WRITTEN EXERCISE = Leave out the pictures and copy everything else below exactly.

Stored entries
************
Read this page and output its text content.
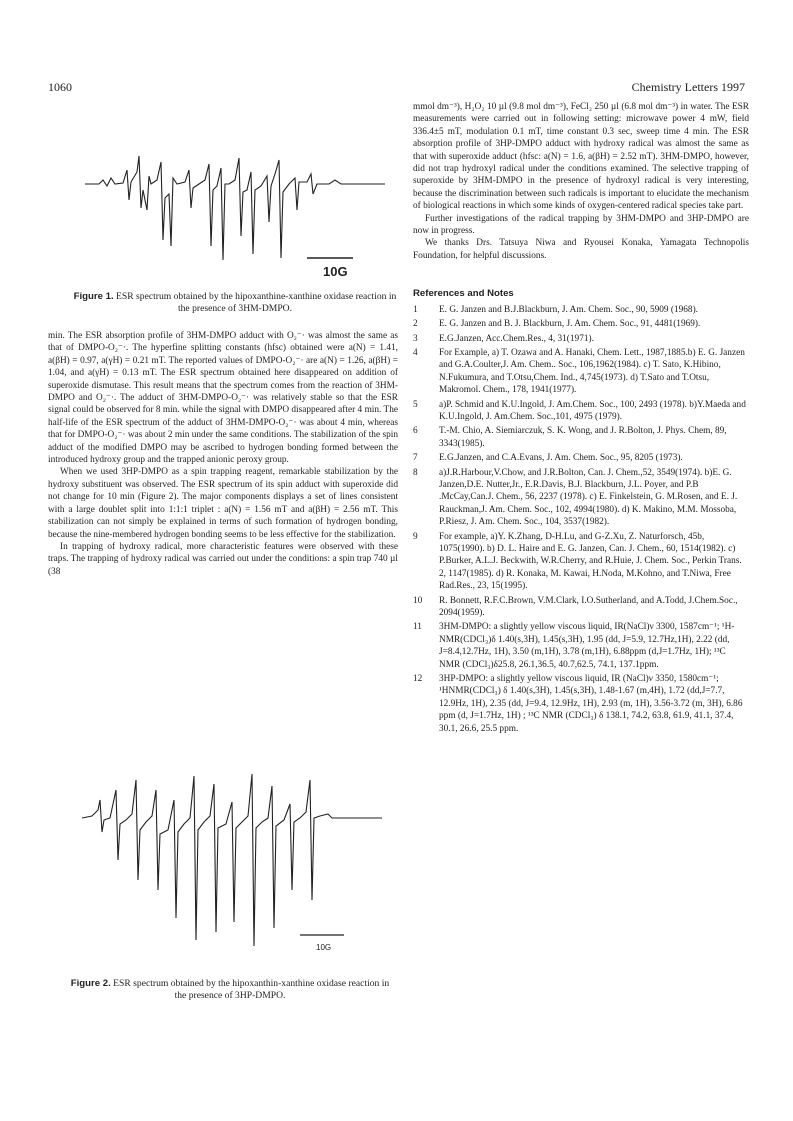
1060	Chemistry Letters 1997
10G
Figure 1. ESR spectrum obtained by the hipoxanthine-xanthine oxidase reaction in the presence of 3HM-DMPO.

min. The ESR absorption profile of 3HM-DMPO adduct with O₂⁻· was almost the same as that of DMPO-O₂⁻·. The hyperfine splitting constants (hfsc) obtained were a(N) = 1.41, a(βH) = 0.97, a(γH) = 0.21 mT. The reported values of DMPO-O₂⁻· are a(N) = 1.26, a(βH) = 1.04, and a(γH) = 0.13 mT. The ESR spectrum obtained here disappeared on addition of superoxide dismutase. This result means that the spectrum comes from the reaction of 3HM-DMPO and O₂⁻·. The adduct of 3HM-DMPO-O₂⁻· was relatively stable so that the ESR signal could be observed for 8 min. while the signal with DMPO disappeared after 4 min. The half-life of the ESR spectrum of the adduct of 3HM-DMPO-O₂⁻· was about 4 min, whereas that for DMPO-O₂⁻· was about 2 min under the same conditions. The stabilization of the spin adduct of the modified DMPO may be ascribed to hydrogen bonding formed between the introduced hydroxy group and the trapped anionic peroxy group.

When we used 3HP-DMPO as a spin trapping reagent, remarkable stabilization by the hydroxy substituent was observed. The ESR spectrum of its spin adduct with superoxide did not change for 10 min (Figure 2). The major components displays a set of lines consistent with a large doublet split into 1:1:1 triplet : a(N) = 1.56 mT and a(βH) = 2.56 mT. This stabilization can not simply be explained in terms of such formation of hydrogen bonding, because the nine-membered hydrogen bonding seems to be less effective for the stabilization.

In trapping of hydroxy radical, more characteristic features were observed with these traps. The trapping of hydroxy radical was carried out under the conditions: a spin trap 740 µl (38

10G
Figure 2. ESR spectrum obtained by the hipoxanthin-xanthine oxidase reaction in the presence of 3HP-DMPO.

mmol dm⁻³), H₂O₂ 10 µl (9.8 mol dm⁻³), FeCl₂ 250 µl (6.8 mol dm⁻³) in water. The ESR measurements were carried out in following setting: microwave power 4 mW, field 336.4±5 mT, modulation 0.1 mT, time constant 0.3 sec, sweep time 4 min. The ESR absorption profile of 3HP-DMPO adduct with hydroxy radical was almost the same as that with superoxide adduct (hfsc: a(N) = 1.6, a(βH) = 2.52 mT). 3HM-DMPO, however, did not trap hydroxyl radical under the conditions examined. The selective trapping of superoxide by 3HM-DMPO in the presence of hydroxyl radical is very interesting, because the discrimination between such radicals is important to elucidate the mechanism of biological reactions in which some kinds of oxygen-centered radical species take part.

Further investigations of the radical trapping by 3HM-DMPO and 3HP-DMPO are now in progress.

We thanks Drs. Tatsuya Niwa and Ryousei Konaka, Yamagata Technopolis Foundation, for helpful discussions.

References and Notes
1 E. G. Janzen and B.J.Blackburn, J. Am. Chem. Soc., 90, 5909 (1968).
2 E. G. Janzen and B. J. Blackburn, J. Am. Chem. Soc., 91, 4481(1969).
3 E.G.Janzen, Acc.Chem.Res., 4, 31(1971).
4 For Example, a) T. Ozawa and A. Hanaki, Chem. Lett., 1987,1885.b) E. G. Janzen and G.A.Coulter,J. Am. Chem.. Soc., 106,1962(1984). c) T. Sato, K.Hibino, N.Fukumura, and T.Otsu,Chem. Ind., 4,745(1973). d) T.Sato and T.Otsu, Makromol. Chem., 178, 1941(1977).
5 a)P. Schmid and K.U.Ingold, J. Am.Chem. Soc., 100, 2493 (1978). b)Y.Maeda and K.U.Ingold, J. Am.Chem. Soc.,101, 4975 (1979).
6 T.-M. Chio, A. Siemiarczuk, S. K. Wong, and J. R.Bolton, J. Phys. Chem, 89, 3343(1985).
7 E.G.Janzen, and C.A.Evans, J. Am. Chem. Soc., 95, 8205 (1973).
8 a)J.R.Harbour,V.Chow, and J.R.Bolton, Can. J. Chem.,52, 3549(1974). b)E. G. Janzen,D.E. Nutter,Jr., E.R.Davis, B.J. Blackburn, J.L. Poyer, and P.B .McCay,Can.J. Chem., 56, 2237 (1978). c) E. Finkelstein, G. M.Rosen, and E. J. Rauckman,J. Am. Chem. Soc., 102, 4994(1980). d) K. Makino, M.M. Mossoba, P.Riesz, J. Am. Chem. Soc., 104, 3537(1982).
9 For example, a)Y. K.Zhang, D-H.Lu, and G-Z.Xu, Z. Naturforsch, 45b, 1075(1990). b) D. L. Haire and E. G. Janzen, Can. J. Chem., 60, 1514(1982). c) P.Burker, A.L.J. Beckwith, W.R.Cherry, and R.Huie, J. Chem. Soc., Perkin Trans. 2, 1147(1985). d) R. Konaka, M. Kawai, H.Noda, M.Kohno, and T.Niwa, Free Rad.Res., 23, 15(1995).
10 R. Bonnett, R.F.C.Brown, V.M.Clark, I.O.Sutherland, and A.Todd, J.Chem.Soc., 2094(1959).
11 3HM-DMPO: a slightly yellow viscous liquid, IR(NaCl)ν 3300, 1587cm⁻¹; ¹H-NMR(CDCl₃)δ 1.40(s,3H), 1.45(s,3H), 1.95 (dd, J=5.9, 12.7Hz,1H), 2.22 (dd, J=8.4,12.7Hz, 1H), 3.50 (m,1H), 3.78 (m,1H), 6.88ppm (d,J=1.7Hz, 1H); ¹³C NMR (CDCl₃)δ25.8, 26.1,36.5, 40.7,62.5, 74.1, 137.1ppm.
12 3HP-DMPO: a slightly yellow viscous liquid, IR (NaCl)ν 3350, 1580cm⁻¹; ¹HNMR(CDCl₃) δ 1.40(s,3H), 1.45(s,3H), 1.48-1.67 (m,4H), 1.72 (dd,J=7.7, 12.9Hz, 1H), 2.35 (dd, J=9.4, 12.9Hz, 1H), 2.93 (m, 1H), 3.56-3.72 (m, 3H), 6.86 ppm (d, J=1.7Hz, 1H) ; ¹³C NMR (CDCl₃) δ 138.1, 74.2, 63.8, 61.9, 41.1, 37.4, 30.1, 26.6, 25.5 ppm.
************
EXPECTED ANSWER =
Read this page and output its text content.
1060	Chemistry Letters 1997
10G
Figure 1. ESR spectrum obtained by the hipoxanthine-xanthine oxidase reaction in the presence of 3HM-DMPO.

min. The ESR absorption profile of 3HM-DMPO adduct with O₂⁻· was almost the same as that of DMPO-O₂⁻·. The hyperfine splitting constants (hfsc) obtained were a(N) = 1.41, a(βH) = 0.97, a(γH) = 0.21 mT. The reported values of DMPO-O₂⁻· are a(N) = 1.26, a(βH) = 1.04, and a(γH) = 0.13 mT. The ESR spectrum obtained here disappeared on addition of superoxide dismutase. This result means that the spectrum comes from the reaction of 3HM-DMPO and O₂⁻·. The adduct of 3HM-DMPO-O₂⁻· was relatively stable so that the ESR signal could be observed for 8 min. while the signal with DMPO disappeared after 4 min. The half-life of the ESR spectrum of the adduct of 3HM-DMPO-O₂⁻· was about 4 min, whereas that for DMPO-O₂⁻· was about 2 min under the same conditions. The stabilization of the spin adduct of the modified DMPO may be ascribed to hydrogen bonding formed between the introduced hydroxy group and the trapped anionic peroxy group.

When we used 3HP-DMPO as a spin trapping reagent, remarkable stabilization by the hydroxy substituent was observed. The ESR spectrum of its spin adduct with superoxide did not change for 10 min (Figure 2). The major components displays a set of lines consistent with a large doublet split into 1:1:1 triplet : a(N) = 1.56 mT and a(βH) = 2.56 mT. This stabilization can not simply be explained in terms of such formation of hydrogen bonding, because the nine-membered hydrogen bonding seems to be less effective for the stabilization.

In trapping of hydroxy radical, more characteristic features were observed with these traps. The trapping of hydroxy radical was carried out under the conditions: a spin trap 740 µl (38

10G
Figure 2. ESR spectrum obtained by the hipoxanthin-xanthine oxidase reaction in the presence of 3HP-DMPO.

mmol dm⁻³), H₂O₂ 10 µl (9.8 mol dm⁻³), FeCl₂ 250 µl (6.8 mol dm⁻³) in water. The ESR measurements were carried out in following setting: microwave power 4 mW, field 336.4±5 mT, modulation 0.1 mT, time constant 0.3 sec, sweep time 4 min. The ESR absorption profile of 3HP-DMPO adduct with hydroxy radical was almost the same as that with superoxide adduct (hfsc: a(N) = 1.6, a(βH) = 2.52 mT). 3HM-DMPO, however, did not trap hydroxyl radical under the conditions examined. The selective trapping of superoxide by 3HM-DMPO in the presence of hydroxyl radical is very interesting, because the discrimination between such radicals is important to elucidate the mechanism of biological reactions in which some kinds of oxygen-centered radical species take part.

Further investigations of the radical trapping by 3HM-DMPO and 3HP-DMPO are now in progress.

We thanks Drs. Tatsuya Niwa and Ryousei Konaka, Yamagata Technopolis Foundation, for helpful discussions.

References and Notes
1 E. G. Janzen and B.J.Blackburn, J. Am. Chem. Soc., 90, 5909 (1968).
2 E. G. Janzen and B. J. Blackburn, J. Am. Chem. Soc., 91, 4481(1969).
3 E.G.Janzen, Acc.Chem.Res., 4, 31(1971).
4 For Example, a) T. Ozawa and A. Hanaki, Chem. Lett., 1987,1885.b) E. G. Janzen and G.A.Coulter,J. Am. Chem.. Soc., 106,1962(1984). c) T. Sato, K.Hibino, N.Fukumura, and T.Otsu,Chem. Ind., 4,745(1973). d) T.Sato and T.Otsu, Makromol. Chem., 178, 1941(1977).
5 a)P. Schmid and K.U.Ingold, J. Am.Chem. Soc., 100, 2493 (1978). b)Y.Maeda and K.U.Ingold, J. Am.Chem. Soc.,101, 4975 (1979).
6 T.-M. Chio, A. Siemiarczuk, S. K. Wong, and J. R.Bolton, J. Phys. Chem, 89, 3343(1985).
7 E.G.Janzen, and C.A.Evans, J. Am. Chem. Soc., 95, 8205 (1973).
8 a)J.R.Harbour,V.Chow, and J.R.Bolton, Can. J. Chem.,52, 3549(1974). b)E. G. Janzen,D.E. Nutter,Jr., E.R.Davis, B.J. Blackburn, J.L. Poyer, and P.B .McCay,Can.J. Chem., 56, 2237 (1978). c) E. Finkelstein, G. M.Rosen, and E. J. Rauckman,J. Am. Chem. Soc., 102, 4994(1980). d) K. Makino, M.M. Mossoba, P.Riesz, J. Am. Chem. Soc., 104, 3537(1982).
9 For example, a)Y. K.Zhang, D-H.Lu, and G-Z.Xu, Z. Naturforsch, 45b, 1075(1990). b) D. L. Haire and E. G. Janzen, Can. J. Chem., 60, 1514(1982). c) P.Burker, A.L.J. Beckwith, W.R.Cherry, and R.Huie, J. Chem. Soc., Perkin Trans. 2, 1147(1985). d) R. Konaka, M. Kawai, H.Noda, M.Kohno, and T.Niwa, Free Rad.Res., 23, 15(1995).
10 R. Bonnett, R.F.C.Brown, V.M.Clark, I.O.Sutherland, and A.Todd, J.Chem.Soc., 2094(1959).
11 3HM-DMPO: a slightly yellow viscous liquid, IR(NaCl)ν 3300, 1587cm⁻¹; ¹H-NMR(CDCl₃)δ 1.40(s,3H), 1.45(s,3H), 1.95 (dd, J=5.9, 12.7Hz,1H), 2.22 (dd, J=8.4,12.7Hz, 1H), 3.50 (m,1H), 3.78 (m,1H), 6.88ppm (d,J=1.7Hz, 1H); ¹³C NMR (CDCl₃)δ25.8, 26.1,36.5, 40.7,62.5, 74.1, 137.1ppm.
12 3HP-DMPO: a slightly yellow viscous liquid, IR (NaCl)ν 3350, 1580cm⁻¹; ¹HNMR(CDCl₃) δ 1.40(s,3H), 1.45(s,3H), 1.48-1.67 (m,4H), 1.72 (dd,J=7.7, 12.9Hz, 1H), 2.35 (dd, J=9.4, 12.9Hz, 1H), 2.93 (m, 1H), 3.56-3.72 (m, 3H), 6.86 ppm (d, J=1.7Hz, 1H) ; ¹³C NMR (CDCl₃) δ 138.1, 74.2, 63.8, 61.9, 41.1, 37.4, 30.1, 26.6, 25.5 ppm.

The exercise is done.